Stated goal =
Return the listing below in full, with every line exactly as it is.

(Data entries for graphics)
⟨
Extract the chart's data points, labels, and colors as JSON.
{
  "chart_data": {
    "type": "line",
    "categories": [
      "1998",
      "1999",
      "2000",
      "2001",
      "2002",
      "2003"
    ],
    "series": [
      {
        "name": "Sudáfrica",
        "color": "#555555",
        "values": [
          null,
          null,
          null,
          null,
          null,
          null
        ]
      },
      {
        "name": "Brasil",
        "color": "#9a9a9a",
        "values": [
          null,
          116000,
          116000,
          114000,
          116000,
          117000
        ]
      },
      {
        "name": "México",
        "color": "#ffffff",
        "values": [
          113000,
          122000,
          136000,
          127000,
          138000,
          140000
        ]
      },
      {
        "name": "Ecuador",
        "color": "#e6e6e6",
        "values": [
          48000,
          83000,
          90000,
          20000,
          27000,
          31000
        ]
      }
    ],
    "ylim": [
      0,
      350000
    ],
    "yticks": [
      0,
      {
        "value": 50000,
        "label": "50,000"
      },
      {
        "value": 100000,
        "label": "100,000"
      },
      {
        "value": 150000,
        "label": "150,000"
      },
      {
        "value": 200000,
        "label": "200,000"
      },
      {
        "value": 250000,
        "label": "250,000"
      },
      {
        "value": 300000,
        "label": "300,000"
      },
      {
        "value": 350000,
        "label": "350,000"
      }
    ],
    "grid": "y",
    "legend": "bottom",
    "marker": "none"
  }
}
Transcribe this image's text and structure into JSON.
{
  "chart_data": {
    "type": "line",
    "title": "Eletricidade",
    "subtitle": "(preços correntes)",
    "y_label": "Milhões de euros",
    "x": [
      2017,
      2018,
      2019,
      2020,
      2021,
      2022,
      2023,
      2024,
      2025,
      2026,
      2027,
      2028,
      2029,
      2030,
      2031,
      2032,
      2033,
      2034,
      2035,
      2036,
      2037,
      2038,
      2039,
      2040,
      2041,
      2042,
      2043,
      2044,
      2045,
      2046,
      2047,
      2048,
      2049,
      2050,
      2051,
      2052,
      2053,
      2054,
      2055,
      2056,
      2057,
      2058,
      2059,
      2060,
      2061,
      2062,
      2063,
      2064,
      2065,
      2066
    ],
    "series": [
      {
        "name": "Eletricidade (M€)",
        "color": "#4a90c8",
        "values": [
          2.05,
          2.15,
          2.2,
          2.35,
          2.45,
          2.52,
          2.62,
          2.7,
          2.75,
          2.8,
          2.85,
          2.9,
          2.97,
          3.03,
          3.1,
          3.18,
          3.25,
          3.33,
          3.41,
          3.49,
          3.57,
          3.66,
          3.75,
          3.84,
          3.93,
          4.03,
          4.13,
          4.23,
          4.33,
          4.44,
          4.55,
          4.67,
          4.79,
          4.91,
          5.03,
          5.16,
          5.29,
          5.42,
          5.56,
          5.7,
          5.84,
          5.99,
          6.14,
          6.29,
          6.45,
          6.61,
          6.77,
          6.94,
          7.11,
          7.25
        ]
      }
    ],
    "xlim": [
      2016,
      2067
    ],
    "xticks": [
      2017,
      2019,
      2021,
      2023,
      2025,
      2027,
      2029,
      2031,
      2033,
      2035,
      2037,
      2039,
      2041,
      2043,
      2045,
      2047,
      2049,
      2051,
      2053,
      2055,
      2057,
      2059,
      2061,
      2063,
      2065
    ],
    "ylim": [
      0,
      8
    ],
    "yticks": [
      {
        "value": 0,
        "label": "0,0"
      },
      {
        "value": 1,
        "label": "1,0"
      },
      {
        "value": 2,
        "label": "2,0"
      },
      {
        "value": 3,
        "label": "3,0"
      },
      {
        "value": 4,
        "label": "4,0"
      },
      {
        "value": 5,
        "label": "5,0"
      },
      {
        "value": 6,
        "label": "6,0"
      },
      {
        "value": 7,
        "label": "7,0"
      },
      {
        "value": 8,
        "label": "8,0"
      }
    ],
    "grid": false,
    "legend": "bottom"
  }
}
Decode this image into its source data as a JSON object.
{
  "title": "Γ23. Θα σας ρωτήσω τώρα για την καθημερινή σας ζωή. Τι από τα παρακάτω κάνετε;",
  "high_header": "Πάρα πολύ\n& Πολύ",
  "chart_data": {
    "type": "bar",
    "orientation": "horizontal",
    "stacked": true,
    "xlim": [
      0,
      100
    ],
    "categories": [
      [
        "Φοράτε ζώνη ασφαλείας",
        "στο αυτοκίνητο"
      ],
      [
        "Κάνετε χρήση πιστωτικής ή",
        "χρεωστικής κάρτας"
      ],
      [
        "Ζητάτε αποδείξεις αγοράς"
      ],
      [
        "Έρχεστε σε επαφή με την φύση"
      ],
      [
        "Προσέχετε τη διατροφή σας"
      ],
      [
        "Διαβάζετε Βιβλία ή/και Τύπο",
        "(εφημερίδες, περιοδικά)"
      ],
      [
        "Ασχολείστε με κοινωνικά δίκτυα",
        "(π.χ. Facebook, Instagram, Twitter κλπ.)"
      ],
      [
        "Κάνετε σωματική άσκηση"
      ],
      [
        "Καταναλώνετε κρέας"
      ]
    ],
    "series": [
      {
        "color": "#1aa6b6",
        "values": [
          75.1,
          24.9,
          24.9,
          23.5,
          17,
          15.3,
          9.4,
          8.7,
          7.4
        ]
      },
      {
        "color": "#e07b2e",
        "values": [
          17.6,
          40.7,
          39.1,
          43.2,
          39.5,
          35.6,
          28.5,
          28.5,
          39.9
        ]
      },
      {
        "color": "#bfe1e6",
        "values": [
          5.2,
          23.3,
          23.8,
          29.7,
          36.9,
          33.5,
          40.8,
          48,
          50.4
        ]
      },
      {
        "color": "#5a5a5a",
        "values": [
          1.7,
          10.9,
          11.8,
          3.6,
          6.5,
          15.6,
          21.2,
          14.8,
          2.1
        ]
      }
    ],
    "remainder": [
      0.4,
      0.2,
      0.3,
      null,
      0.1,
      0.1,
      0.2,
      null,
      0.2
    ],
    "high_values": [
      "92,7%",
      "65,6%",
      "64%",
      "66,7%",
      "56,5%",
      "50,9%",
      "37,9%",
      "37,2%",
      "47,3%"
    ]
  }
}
⟩
Finished task =
Extract the chart's data points, labels, and colors as JSON.
{
  "chart_data": {
    "type": "line",
    "categories": [
      "1998",
      "1999",
      "2000",
      "2001",
      "2002",
      "2003"
    ],
    "series": [
      {
        "name": "Sudáfrica",
        "color": "#555555",
        "values": [
          null,
          null,
          null,
          null,
          null,
          null
        ]
      },
      {
        "name": "Brasil",
        "color": "#9a9a9a",
        "values": [
          null,
          116000,
          116000,
          114000,
          116000,
          117000
        ]
      },
      {
        "name": "México",
        "color": "#ffffff",
        "values": [
          113000,
          122000,
          136000,
          127000,
          138000,
          140000
        ]
      },
      {
        "name": "Ecuador",
        "color": "#e6e6e6",
        "values": [
          48000,
          83000,
          90000,
          20000,
          27000,
          31000
        ]
      }
    ],
    "ylim": [
      0,
      350000
    ],
    "yticks": [
      0,
      {
        "value": 50000,
        "label": "50,000"
      },
      {
        "value": 100000,
        "label": "100,000"
      },
      {
        "value": 150000,
        "label": "150,000"
      },
      {
        "value": 200000,
        "label": "200,000"
      },
      {
        "value": 250000,
        "label": "250,000"
      },
      {
        "value": 300000,
        "label": "300,000"
      },
      {
        "value": 350000,
        "label": "350,000"
      }
    ],
    "grid": "y",
    "legend": "bottom",
    "marker": "none"
  }
}
Transcribe this image's text and structure into JSON.
{
  "chart_data": {
    "type": "line",
    "title": "Eletricidade",
    "subtitle": "(preços correntes)",
    "y_label": "Milhões de euros",
    "x": [
      2017,
      2018,
      2019,
      2020,
      2021,
      2022,
      2023,
      2024,
      2025,
      2026,
      2027,
      2028,
      2029,
      2030,
      2031,
      2032,
      2033,
      2034,
      2035,
      2036,
      2037,
      2038,
      2039,
      2040,
      2041,
      2042,
      2043,
      2044,
      2045,
      2046,
      2047,
      2048,
      2049,
      2050,
      2051,
      2052,
      2053,
      2054,
      2055,
      2056,
      2057,
      2058,
      2059,
      2060,
      2061,
      2062,
      2063,
      2064,
      2065,
      2066
    ],
    "series": [
      {
        "name": "Eletricidade (M€)",
        "color": "#4a90c8",
        "values": [
          2.05,
          2.15,
          2.2,
          2.35,
          2.45,
          2.52,
          2.62,
          2.7,
          2.75,
          2.8,
          2.85,
          2.9,
          2.97,
          3.03,
          3.1,
          3.18,
          3.25,
          3.33,
          3.41,
          3.49,
          3.57,
          3.66,
          3.75,
          3.84,
          3.93,
          4.03,
          4.13,
          4.23,
          4.33,
          4.44,
          4.55,
          4.67,
          4.79,
          4.91,
          5.03,
          5.16,
          5.29,
          5.42,
          5.56,
          5.7,
          5.84,
          5.99,
          6.14,
          6.29,
          6.45,
          6.61,
          6.77,
          6.94,
          7.11,
          7.25
        ]
      }
    ],
    "xlim": [
      2016,
      2067
    ],
    "xticks": [
      2017,
      2019,
      2021,
      2023,
      2025,
      2027,
      2029,
      2031,
      2033,
      2035,
      2037,
      2039,
      2041,
      2043,
      2045,
      2047,
      2049,
      2051,
      2053,
      2055,
      2057,
      2059,
      2061,
      2063,
      2065
    ],
    "ylim": [
      0,
      8
    ],
    "yticks": [
      {
        "value": 0,
        "label": "0,0"
      },
      {
        "value": 1,
        "label": "1,0"
      },
      {
        "value": 2,
        "label": "2,0"
      },
      {
        "value": 3,
        "label": "3,0"
      },
      {
        "value": 4,
        "label": "4,0"
      },
      {
        "value": 5,
        "label": "5,0"
      },
      {
        "value": 6,
        "label": "6,0"
      },
      {
        "value": 7,
        "label": "7,0"
      },
      {
        "value": 8,
        "label": "8,0"
      }
    ],
    "grid": false,
    "legend": "bottom"
  }
}
Decode this image into its source data as a JSON object.
{
  "title": "Γ23. Θα σας ρωτήσω τώρα για την καθημερινή σας ζωή. Τι από τα παρακάτω κάνετε;",
  "high_header": "Πάρα πολύ\n& Πολύ",
  "chart_data": {
    "type": "bar",
    "orientation": "horizontal",
    "stacked": true,
    "xlim": [
      0,
      100
    ],
    "categories": [
      [
        "Φοράτε ζώνη ασφαλείας",
        "στο αυτοκίνητο"
      ],
      [
        "Κάνετε χρήση πιστωτικής ή",
        "χρεωστικής κάρτας"
      ],
      [
        "Ζητάτε αποδείξεις αγοράς"
      ],
      [
        "Έρχεστε σε επαφή με την φύση"
      ],
      [
        "Προσέχετε τη διατροφή σας"
      ],
      [
        "Διαβάζετε Βιβλία ή/και Τύπο",
        "(εφημερίδες, περιοδικά)"
      ],
      [
        "Ασχολείστε με κοινωνικά δίκτυα",
        "(π.χ. Facebook, Instagram, Twitter κλπ.)"
      ],
      [
        "Κάνετε σωματική άσκηση"
      ],
      [
        "Καταναλώνετε κρέας"
      ]
    ],
    "series": [
      {
        "color": "#1aa6b6",
        "values": [
          75.1,
          24.9,
          24.9,
          23.5,
          17,
          15.3,
          9.4,
          8.7,
          7.4
        ]
      },
      {
        "color": "#e07b2e",
        "values": [
          17.6,
          40.7,
          39.1,
          43.2,
          39.5,
          35.6,
          28.5,
          28.5,
          39.9
        ]
      },
      {
        "color": "#bfe1e6",
        "values": [
          5.2,
          23.3,
          23.8,
          29.7,
          36.9,
          33.5,
          40.8,
          48,
          50.4
        ]
      },
      {
        "color": "#5a5a5a",
        "values": [
          1.7,
          10.9,
          11.8,
          3.6,
          6.5,
          15.6,
          21.2,
          14.8,
          2.1
        ]
      }
    ],
    "remainder": [
      0.4,
      0.2,
      0.3,
      null,
      0.1,
      0.1,
      0.2,
      null,
      0.2
    ],
    "high_values": [
      "92,7%",
      "65,6%",
      "64%",
      "66,7%",
      "56,5%",
      "50,9%",
      "37,9%",
      "37,2%",
      "47,3%"
    ]
  }
}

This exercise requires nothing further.